Stored data
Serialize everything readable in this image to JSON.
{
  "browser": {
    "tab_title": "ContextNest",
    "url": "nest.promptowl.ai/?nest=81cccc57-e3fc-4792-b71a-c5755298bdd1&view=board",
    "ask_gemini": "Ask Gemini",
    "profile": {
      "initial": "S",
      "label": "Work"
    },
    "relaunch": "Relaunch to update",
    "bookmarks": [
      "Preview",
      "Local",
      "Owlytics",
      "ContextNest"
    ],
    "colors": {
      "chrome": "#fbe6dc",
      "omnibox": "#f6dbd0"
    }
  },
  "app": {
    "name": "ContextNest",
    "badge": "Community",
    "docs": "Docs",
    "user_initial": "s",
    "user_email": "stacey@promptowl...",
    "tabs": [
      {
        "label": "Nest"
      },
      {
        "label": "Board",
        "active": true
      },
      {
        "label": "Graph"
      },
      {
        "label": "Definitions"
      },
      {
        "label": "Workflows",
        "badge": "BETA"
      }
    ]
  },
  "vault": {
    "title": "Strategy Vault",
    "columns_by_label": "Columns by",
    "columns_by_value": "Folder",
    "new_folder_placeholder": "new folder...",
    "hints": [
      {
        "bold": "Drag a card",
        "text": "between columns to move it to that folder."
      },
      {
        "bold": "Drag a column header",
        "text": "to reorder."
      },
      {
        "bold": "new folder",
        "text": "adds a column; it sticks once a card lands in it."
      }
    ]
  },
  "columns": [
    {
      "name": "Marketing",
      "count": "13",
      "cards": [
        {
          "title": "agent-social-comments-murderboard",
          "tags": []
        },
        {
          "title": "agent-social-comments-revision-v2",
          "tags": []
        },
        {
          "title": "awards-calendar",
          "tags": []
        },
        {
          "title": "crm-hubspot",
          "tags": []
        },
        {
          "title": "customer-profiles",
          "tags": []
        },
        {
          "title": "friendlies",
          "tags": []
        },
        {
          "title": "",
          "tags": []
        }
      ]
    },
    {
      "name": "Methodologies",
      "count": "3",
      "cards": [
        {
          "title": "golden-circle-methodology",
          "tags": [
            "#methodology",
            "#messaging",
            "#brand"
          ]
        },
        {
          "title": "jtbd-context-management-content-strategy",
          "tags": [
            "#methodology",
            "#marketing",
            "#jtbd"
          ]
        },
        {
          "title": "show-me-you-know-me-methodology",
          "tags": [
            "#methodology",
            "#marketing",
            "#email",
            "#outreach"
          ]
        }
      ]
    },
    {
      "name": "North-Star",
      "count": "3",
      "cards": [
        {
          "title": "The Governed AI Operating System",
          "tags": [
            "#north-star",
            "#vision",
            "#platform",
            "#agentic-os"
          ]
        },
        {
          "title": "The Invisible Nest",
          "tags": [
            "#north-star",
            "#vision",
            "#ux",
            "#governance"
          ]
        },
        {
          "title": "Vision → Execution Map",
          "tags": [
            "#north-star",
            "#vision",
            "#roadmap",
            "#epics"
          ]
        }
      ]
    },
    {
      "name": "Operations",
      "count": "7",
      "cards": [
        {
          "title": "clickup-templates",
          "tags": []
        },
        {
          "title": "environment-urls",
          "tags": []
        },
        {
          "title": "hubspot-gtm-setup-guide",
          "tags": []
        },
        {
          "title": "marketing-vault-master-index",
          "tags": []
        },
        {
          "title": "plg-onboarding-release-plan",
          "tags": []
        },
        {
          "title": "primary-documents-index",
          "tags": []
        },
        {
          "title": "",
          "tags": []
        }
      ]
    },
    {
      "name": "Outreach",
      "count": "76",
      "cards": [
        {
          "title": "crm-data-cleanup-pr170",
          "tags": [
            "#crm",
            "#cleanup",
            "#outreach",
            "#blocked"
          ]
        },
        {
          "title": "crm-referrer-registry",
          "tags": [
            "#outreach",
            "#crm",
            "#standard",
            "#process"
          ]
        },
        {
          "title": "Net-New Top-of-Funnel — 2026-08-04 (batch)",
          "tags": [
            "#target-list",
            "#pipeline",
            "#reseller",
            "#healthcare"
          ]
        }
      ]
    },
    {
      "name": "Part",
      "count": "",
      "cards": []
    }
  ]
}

### GIVEN EXERCISE:
Reproduce each entry exactly, leaving out nothing.

### SOLUTION TO THE PROBLEM:
Serialize everything readable in this image to JSON.
{
  "browser": {
    "tab_title": "ContextNest",
    "url": "nest.promptowl.ai/?nest=81cccc57-e3fc-4792-b71a-c5755298bdd1&view=board",
    "ask_gemini": "Ask Gemini",
    "profile": {
      "initial": "S",
      "label": "Work"
    },
    "relaunch": "Relaunch to update",
    "bookmarks": [
      "Preview",
      "Local",
      "Owlytics",
      "ContextNest"
    ],
    "colors": {
      "chrome": "#fbe6dc",
      "omnibox": "#f6dbd0"
    }
  },
  "app": {
    "name": "ContextNest",
    "badge": "Community",
    "docs": "Docs",
    "user_initial": "s",
    "user_email": "stacey@promptowl...",
    "tabs": [
      {
        "label": "Nest"
      },
      {
        "label": "Board",
        "active": true
      },
      {
        "label": "Graph"
      },
      {
        "label": "Definitions"
      },
      {
        "label": "Workflows",
        "badge": "BETA"
      }
    ]
  },
  "vault": {
    "title": "Strategy Vault",
    "columns_by_label": "Columns by",
    "columns_by_value": "Folder",
    "new_folder_placeholder": "new folder...",
    "hints": [
      {
        "bold": "Drag a card",
        "text": "between columns to move it to that folder."
      },
      {
        "bold": "Drag a column header",
        "text": "to reorder."
      },
      {
        "bold": "new folder",
        "text": "adds a column; it sticks once a card lands in it."
      }
    ]
  },
  "columns": [
    {
      "name": "Marketing",
      "count": "13",
      "cards": [
        {
          "title": "agent-social-comments-murderboard",
          "tags": []
        },
        {
          "title": "agent-social-comments-revision-v2",
          "tags": []
        },
        {
          "title": "awards-calendar",
          "tags": []
        },
        {
          "title": "crm-hubspot",
          "tags": []
        },
        {
          "title": "customer-profiles",
          "tags": []
        },
        {
          "title": "friendlies",
          "tags": []
        },
        {
          "title": "",
          "tags": []
        }
      ]
    },
    {
      "name": "Methodologies",
      "count": "3",
      "cards": [
        {
          "title": "golden-circle-methodology",
          "tags": [
            "#methodology",
            "#messaging",
            "#brand"
          ]
        },
        {
          "title": "jtbd-context-management-content-strategy",
          "tags": [
            "#methodology",
            "#marketing",
            "#jtbd"
          ]
        },
        {
          "title": "show-me-you-know-me-methodology",
          "tags": [
            "#methodology",
            "#marketing",
            "#email",
            "#outreach"
          ]
        }
      ]
    },
    {
      "name": "North-Star",
      "count": "3",
      "cards": [
        {
          "title": "The Governed AI Operating System",
          "tags": [
            "#north-star",
            "#vision",
            "#platform",
            "#agentic-os"
          ]
        },
        {
          "title": "The Invisible Nest",
          "tags": [
            "#north-star",
            "#vision",
            "#ux",
            "#governance"
          ]
        },
        {
          "title": "Vision → Execution Map",
          "tags": [
            "#north-star",
            "#vision",
            "#roadmap",
            "#epics"
          ]
        }
      ]
    },
    {
      "name": "Operations",
      "count": "7",
      "cards": [
        {
          "title": "clickup-templates",
          "tags": []
        },
        {
          "title": "environment-urls",
          "tags": []
        },
        {
          "title": "hubspot-gtm-setup-guide",
          "tags": []
        },
        {
          "title": "marketing-vault-master-index",
          "tags": []
        },
        {
          "title": "plg-onboarding-release-plan",
          "tags": []
        },
        {
          "title": "primary-documents-index",
          "tags": []
        },
        {
          "title": "",
          "tags": []
        }
      ]
    },
    {
      "name": "Outreach",
      "count": "76",
      "cards": [
        {
          "title": "crm-data-cleanup-pr170",
          "tags": [
            "#crm",
            "#cleanup",
            "#outreach",
            "#blocked"
          ]
        },
        {
          "title": "crm-referrer-registry",
          "tags": [
            "#outreach",
            "#crm",
            "#standard",
            "#process"
          ]
        },
        {
          "title": "Net-New Top-of-Funnel — 2026-08-04 (batch)",
          "tags": [
            "#target-list",
            "#pipeline",
            "#reseller",
            "#healthcare"
          ]
        }
      ]
    },
    {
      "name": "Part",
      "count": "",
      "cards": []
    }
  ]
}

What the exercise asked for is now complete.